Begin The records

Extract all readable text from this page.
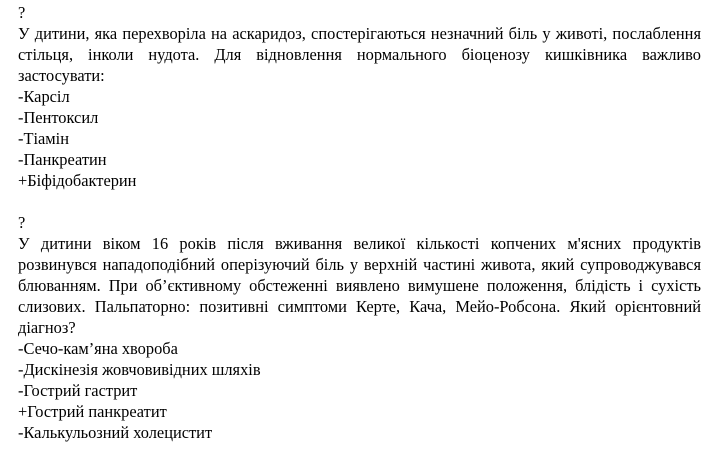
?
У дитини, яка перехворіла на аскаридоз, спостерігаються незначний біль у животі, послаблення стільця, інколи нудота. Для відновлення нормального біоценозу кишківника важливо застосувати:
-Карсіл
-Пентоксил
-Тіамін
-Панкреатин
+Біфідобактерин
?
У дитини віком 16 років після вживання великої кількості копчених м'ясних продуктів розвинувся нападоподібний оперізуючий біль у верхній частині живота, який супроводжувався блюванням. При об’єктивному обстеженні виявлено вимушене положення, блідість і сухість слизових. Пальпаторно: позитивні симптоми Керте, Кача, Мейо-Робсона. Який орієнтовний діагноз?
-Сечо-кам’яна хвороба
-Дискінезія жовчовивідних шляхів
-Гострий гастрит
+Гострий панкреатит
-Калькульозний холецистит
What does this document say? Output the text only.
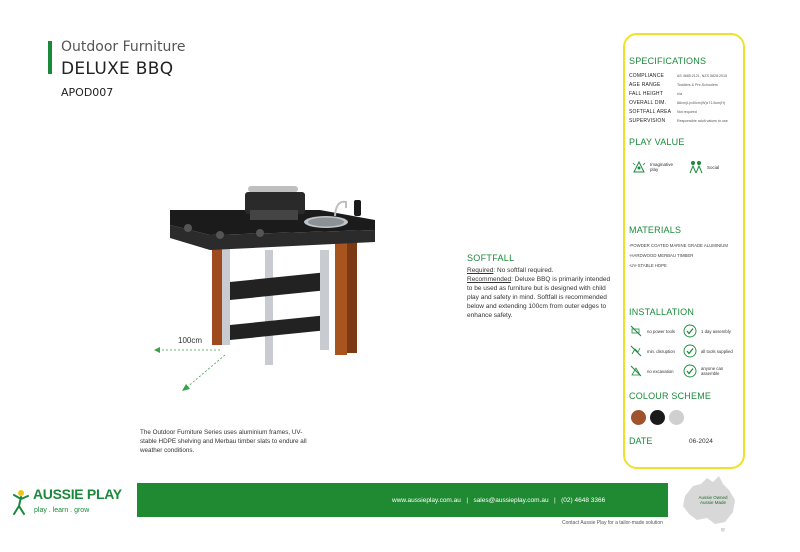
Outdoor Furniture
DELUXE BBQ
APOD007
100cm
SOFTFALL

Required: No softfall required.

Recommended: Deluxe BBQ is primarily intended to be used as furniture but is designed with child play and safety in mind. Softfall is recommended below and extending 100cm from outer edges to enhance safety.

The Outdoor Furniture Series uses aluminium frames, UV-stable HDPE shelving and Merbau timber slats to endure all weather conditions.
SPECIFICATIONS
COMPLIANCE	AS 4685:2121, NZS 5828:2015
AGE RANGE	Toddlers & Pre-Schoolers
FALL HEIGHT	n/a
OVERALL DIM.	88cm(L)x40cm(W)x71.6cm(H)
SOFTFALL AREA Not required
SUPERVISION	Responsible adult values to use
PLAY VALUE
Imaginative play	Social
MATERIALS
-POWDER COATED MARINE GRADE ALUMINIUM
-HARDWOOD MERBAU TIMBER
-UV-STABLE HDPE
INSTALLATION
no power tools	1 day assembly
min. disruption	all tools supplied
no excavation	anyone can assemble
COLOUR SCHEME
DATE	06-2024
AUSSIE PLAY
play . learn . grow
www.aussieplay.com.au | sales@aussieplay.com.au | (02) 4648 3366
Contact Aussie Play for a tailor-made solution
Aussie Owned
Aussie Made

End The records
Begin The records

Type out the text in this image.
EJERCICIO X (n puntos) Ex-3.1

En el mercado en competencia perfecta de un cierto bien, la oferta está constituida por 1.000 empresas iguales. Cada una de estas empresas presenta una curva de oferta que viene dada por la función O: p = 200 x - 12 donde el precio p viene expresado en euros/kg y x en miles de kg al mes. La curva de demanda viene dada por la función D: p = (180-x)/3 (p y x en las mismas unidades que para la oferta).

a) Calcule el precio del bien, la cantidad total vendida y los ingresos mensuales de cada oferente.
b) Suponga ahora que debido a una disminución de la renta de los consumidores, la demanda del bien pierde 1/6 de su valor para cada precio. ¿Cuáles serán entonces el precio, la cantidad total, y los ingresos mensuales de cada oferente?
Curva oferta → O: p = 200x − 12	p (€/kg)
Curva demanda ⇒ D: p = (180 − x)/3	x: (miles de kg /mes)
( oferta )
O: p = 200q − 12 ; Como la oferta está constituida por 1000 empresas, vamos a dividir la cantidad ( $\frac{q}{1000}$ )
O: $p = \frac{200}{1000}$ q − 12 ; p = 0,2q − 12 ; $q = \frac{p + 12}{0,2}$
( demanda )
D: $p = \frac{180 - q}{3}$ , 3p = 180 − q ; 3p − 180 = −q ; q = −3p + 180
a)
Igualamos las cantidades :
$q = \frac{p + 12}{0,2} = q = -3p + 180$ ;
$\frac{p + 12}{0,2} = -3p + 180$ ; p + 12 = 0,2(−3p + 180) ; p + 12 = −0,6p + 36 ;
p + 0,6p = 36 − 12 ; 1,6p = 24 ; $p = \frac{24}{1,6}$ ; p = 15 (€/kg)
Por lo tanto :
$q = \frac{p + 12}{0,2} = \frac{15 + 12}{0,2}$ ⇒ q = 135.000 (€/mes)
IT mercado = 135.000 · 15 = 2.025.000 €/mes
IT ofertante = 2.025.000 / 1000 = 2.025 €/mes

End The records

Your instructions » Of the lines in this listing, report how many contain the string "required", and give the number only.

Result » 2